#### [Set problem]
Locate every line in the records below that holds the word "value" and return each one.

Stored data
***
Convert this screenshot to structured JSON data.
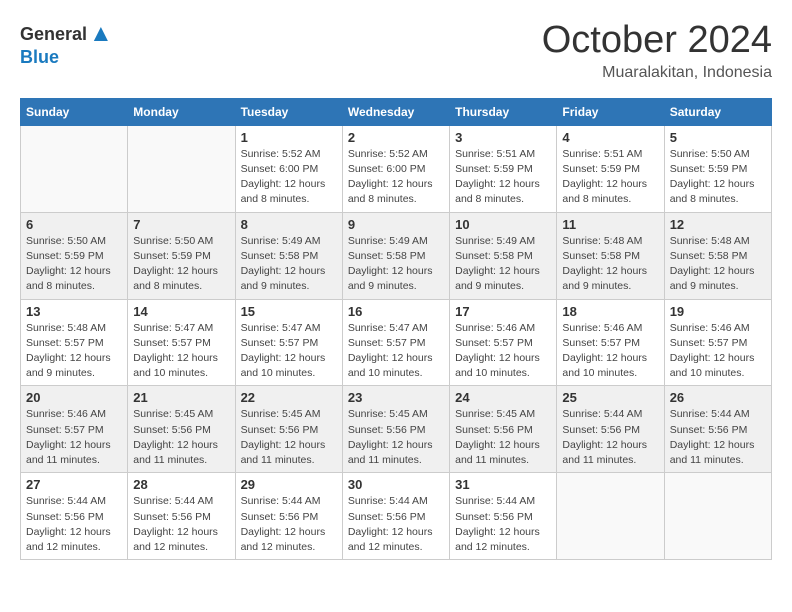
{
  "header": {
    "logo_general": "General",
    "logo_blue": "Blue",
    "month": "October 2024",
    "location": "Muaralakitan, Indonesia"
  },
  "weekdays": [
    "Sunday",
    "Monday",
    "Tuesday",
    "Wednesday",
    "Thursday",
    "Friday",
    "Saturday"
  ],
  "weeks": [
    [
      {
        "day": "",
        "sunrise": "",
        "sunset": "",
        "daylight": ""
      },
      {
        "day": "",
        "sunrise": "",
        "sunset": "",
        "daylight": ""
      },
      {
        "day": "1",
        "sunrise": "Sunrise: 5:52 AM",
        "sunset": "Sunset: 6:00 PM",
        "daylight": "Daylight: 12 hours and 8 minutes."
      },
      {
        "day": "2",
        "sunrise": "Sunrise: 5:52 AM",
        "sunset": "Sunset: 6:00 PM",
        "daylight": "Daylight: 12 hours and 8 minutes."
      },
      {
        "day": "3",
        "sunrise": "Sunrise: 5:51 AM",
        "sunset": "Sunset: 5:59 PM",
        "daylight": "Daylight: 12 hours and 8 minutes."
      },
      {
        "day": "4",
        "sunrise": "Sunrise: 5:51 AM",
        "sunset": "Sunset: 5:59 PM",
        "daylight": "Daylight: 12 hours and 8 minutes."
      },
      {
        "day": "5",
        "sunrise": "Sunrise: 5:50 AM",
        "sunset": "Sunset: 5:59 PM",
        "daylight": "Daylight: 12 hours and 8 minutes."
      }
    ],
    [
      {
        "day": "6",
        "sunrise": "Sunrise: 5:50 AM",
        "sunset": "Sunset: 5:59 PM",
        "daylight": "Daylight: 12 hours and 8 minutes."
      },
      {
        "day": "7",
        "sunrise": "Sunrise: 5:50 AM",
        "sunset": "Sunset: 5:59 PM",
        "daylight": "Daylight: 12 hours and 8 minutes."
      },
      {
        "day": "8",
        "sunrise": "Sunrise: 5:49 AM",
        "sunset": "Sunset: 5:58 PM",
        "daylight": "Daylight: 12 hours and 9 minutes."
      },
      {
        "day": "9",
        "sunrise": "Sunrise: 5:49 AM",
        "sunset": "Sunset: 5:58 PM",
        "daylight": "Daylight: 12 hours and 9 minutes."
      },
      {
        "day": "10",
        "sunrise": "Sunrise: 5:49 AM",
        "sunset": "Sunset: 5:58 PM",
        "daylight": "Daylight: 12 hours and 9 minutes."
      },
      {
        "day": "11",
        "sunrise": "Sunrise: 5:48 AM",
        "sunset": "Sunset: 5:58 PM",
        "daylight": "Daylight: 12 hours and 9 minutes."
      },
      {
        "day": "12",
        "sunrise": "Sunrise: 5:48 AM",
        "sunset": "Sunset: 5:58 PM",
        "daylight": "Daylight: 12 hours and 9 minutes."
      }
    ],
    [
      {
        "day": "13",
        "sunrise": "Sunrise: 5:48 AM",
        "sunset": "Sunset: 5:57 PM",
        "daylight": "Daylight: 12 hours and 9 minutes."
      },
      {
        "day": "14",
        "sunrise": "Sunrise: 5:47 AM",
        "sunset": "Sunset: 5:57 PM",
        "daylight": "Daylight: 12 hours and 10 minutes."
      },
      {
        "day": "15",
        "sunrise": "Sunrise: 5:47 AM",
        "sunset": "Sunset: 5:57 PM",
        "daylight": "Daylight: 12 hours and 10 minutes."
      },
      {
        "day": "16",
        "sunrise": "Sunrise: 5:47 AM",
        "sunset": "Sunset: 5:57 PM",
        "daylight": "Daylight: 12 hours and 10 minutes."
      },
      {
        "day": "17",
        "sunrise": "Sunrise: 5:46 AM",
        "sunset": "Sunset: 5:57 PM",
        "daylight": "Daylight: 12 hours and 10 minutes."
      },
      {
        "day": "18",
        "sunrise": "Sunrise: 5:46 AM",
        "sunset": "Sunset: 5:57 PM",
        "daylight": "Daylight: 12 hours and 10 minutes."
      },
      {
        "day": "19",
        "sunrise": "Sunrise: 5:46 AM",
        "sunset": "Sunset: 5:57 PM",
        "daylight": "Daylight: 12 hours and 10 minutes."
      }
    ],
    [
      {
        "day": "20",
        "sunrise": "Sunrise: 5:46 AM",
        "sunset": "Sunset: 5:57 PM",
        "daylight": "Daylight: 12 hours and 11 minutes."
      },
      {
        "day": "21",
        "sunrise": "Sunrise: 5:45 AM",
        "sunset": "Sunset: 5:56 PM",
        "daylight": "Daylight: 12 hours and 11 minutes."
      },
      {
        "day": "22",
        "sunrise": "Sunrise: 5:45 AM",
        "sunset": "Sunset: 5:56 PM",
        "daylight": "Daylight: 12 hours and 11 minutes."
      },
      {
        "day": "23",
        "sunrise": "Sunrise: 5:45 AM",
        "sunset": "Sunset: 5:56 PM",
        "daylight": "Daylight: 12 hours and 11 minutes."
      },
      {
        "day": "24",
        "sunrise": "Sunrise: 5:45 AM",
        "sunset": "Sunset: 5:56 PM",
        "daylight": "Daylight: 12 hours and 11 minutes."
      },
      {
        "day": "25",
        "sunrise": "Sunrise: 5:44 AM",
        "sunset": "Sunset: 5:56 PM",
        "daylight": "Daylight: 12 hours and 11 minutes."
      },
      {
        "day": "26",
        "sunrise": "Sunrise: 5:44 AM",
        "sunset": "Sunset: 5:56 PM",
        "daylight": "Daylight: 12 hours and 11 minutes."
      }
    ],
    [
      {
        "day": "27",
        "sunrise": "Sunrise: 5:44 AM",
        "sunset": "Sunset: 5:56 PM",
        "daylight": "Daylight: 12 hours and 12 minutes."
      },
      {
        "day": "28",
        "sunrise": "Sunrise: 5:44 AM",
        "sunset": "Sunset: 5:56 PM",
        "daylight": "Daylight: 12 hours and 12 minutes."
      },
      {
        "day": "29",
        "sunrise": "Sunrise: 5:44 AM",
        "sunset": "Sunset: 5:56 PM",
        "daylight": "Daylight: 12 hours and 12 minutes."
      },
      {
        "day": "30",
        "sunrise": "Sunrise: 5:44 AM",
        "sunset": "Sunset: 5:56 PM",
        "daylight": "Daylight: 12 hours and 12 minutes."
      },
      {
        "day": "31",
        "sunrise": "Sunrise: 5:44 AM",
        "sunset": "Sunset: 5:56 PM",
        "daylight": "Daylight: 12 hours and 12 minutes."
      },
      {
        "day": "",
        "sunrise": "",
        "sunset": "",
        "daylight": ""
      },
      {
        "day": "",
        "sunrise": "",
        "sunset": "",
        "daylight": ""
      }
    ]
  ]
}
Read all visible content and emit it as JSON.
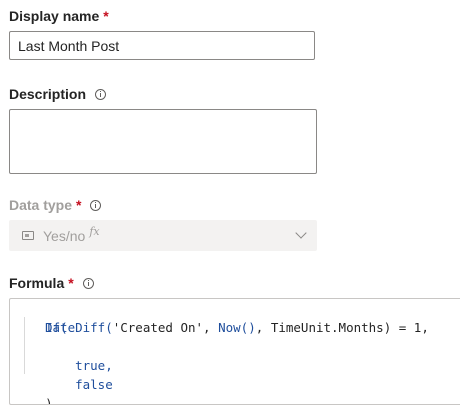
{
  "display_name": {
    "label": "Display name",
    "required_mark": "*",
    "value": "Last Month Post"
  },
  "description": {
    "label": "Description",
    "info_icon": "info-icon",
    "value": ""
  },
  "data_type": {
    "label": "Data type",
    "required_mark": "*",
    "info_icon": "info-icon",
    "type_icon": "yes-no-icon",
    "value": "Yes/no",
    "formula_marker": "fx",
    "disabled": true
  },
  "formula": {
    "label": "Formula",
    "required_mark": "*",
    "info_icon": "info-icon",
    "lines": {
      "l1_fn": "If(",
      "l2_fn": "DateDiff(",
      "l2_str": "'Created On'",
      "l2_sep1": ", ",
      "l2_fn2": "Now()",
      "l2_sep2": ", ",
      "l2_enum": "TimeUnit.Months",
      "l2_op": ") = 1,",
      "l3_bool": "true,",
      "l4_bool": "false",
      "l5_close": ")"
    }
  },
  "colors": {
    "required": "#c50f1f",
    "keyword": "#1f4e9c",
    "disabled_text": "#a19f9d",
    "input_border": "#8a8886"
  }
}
***
#### [Task result]
    "value": "Last Month Post"
    "value": ""
    "value": "Yes/no",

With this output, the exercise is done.